Assignment -
Copy out each line of the material below that holds the string "survive".

==============================

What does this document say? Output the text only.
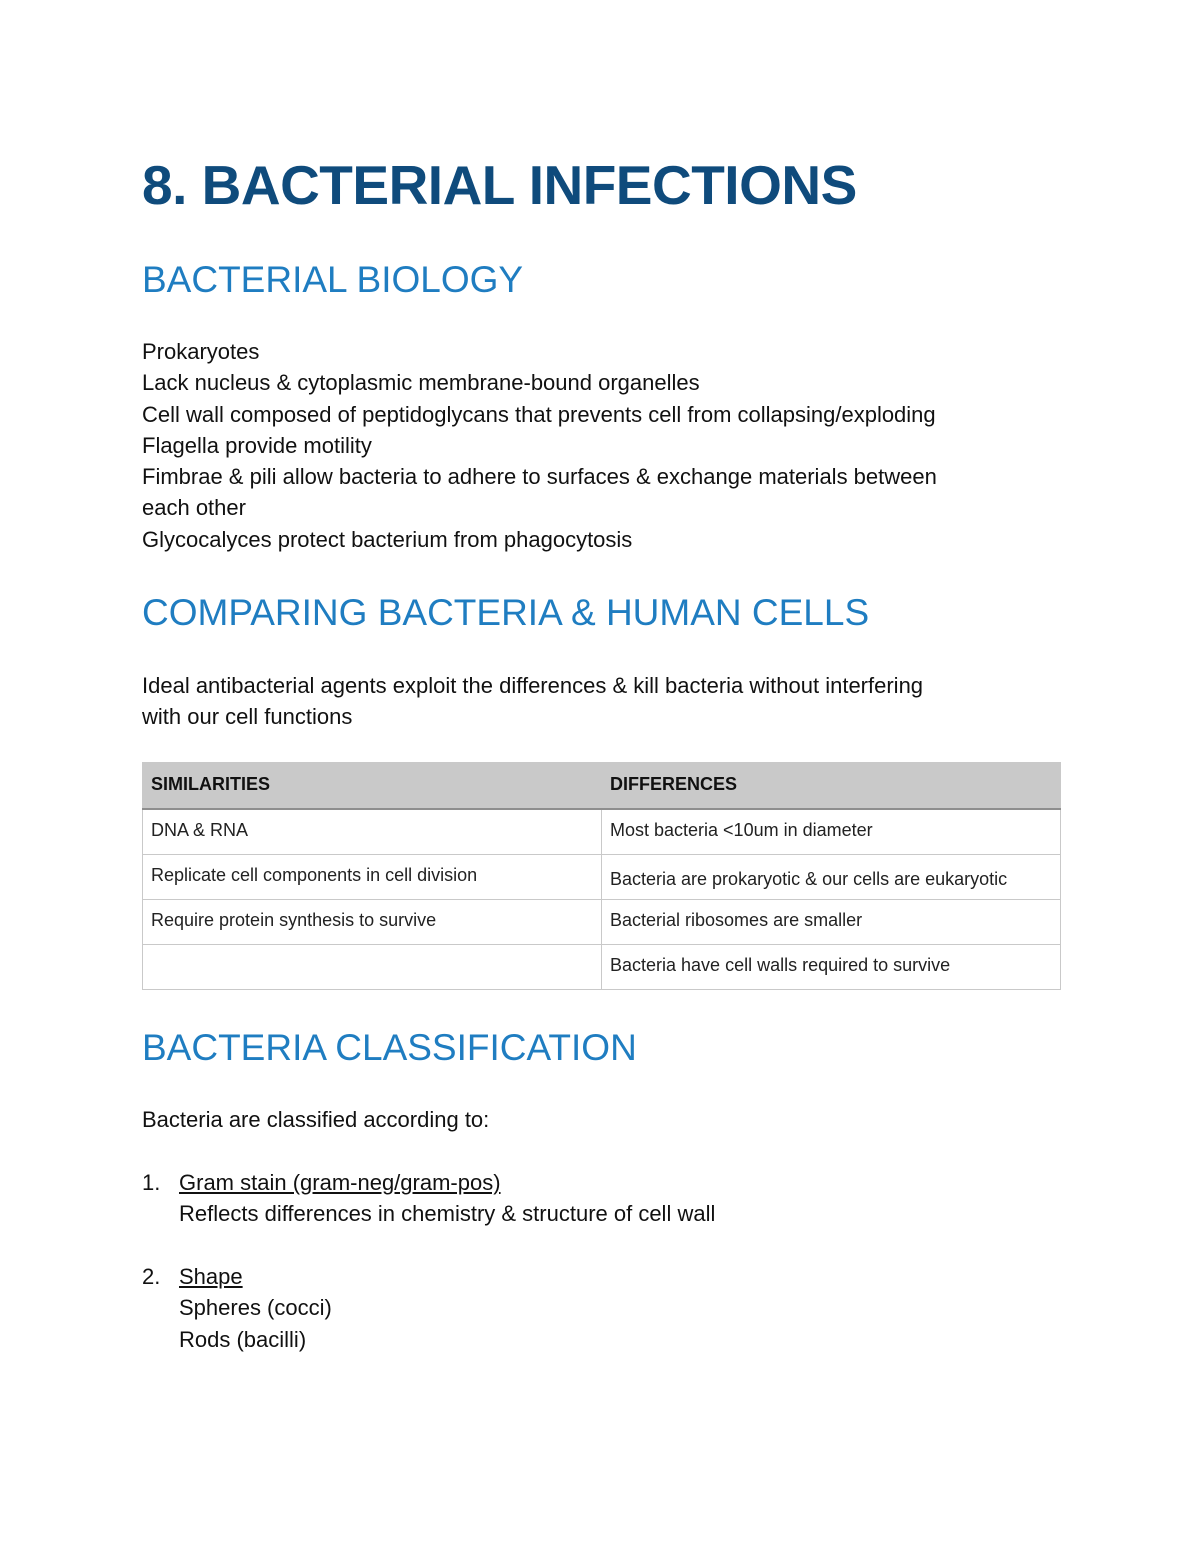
8. BACTERIAL INFECTIONS
BACTERIAL BIOLOGY

Prokaryotes

Lack nucleus & cytoplasmic membrane-bound organelles

Cell wall composed of peptidoglycans that prevents cell from collapsing/exploding

Flagella provide motility

Fimbrae & pili allow bacteria to adhere to surfaces & exchange materials between

each other

Glycocalyces protect bacterium from phagocytosis

COMPARING BACTERIA & HUMAN CELLS

Ideal antibacterial agents exploit the differences & kill bacteria without interfering

with our cell functions

SIMILARITIES	DIFFERENCES
DNA & RNA	Most bacteria <10um in diameter
Replicate cell components in cell division	Bacteria are prokaryotic & our cells are eukaryotic
Require protein synthesis to survive	Bacterial ribosomes are smaller
	Bacteria have cell walls required to survive
BACTERIA CLASSIFICATION

Bacteria are classified according to:

1. Gram stain (gram-neg/gram-pos)

Reflects differences in chemistry & structure of cell wall

2. Shape

Spheres (cocci)

Rods (bacilli)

==============================

Solution for this problem -
Require protein synthesis to survive	Bacterial ribosomes are smaller
	Bacteria have cell walls required to survive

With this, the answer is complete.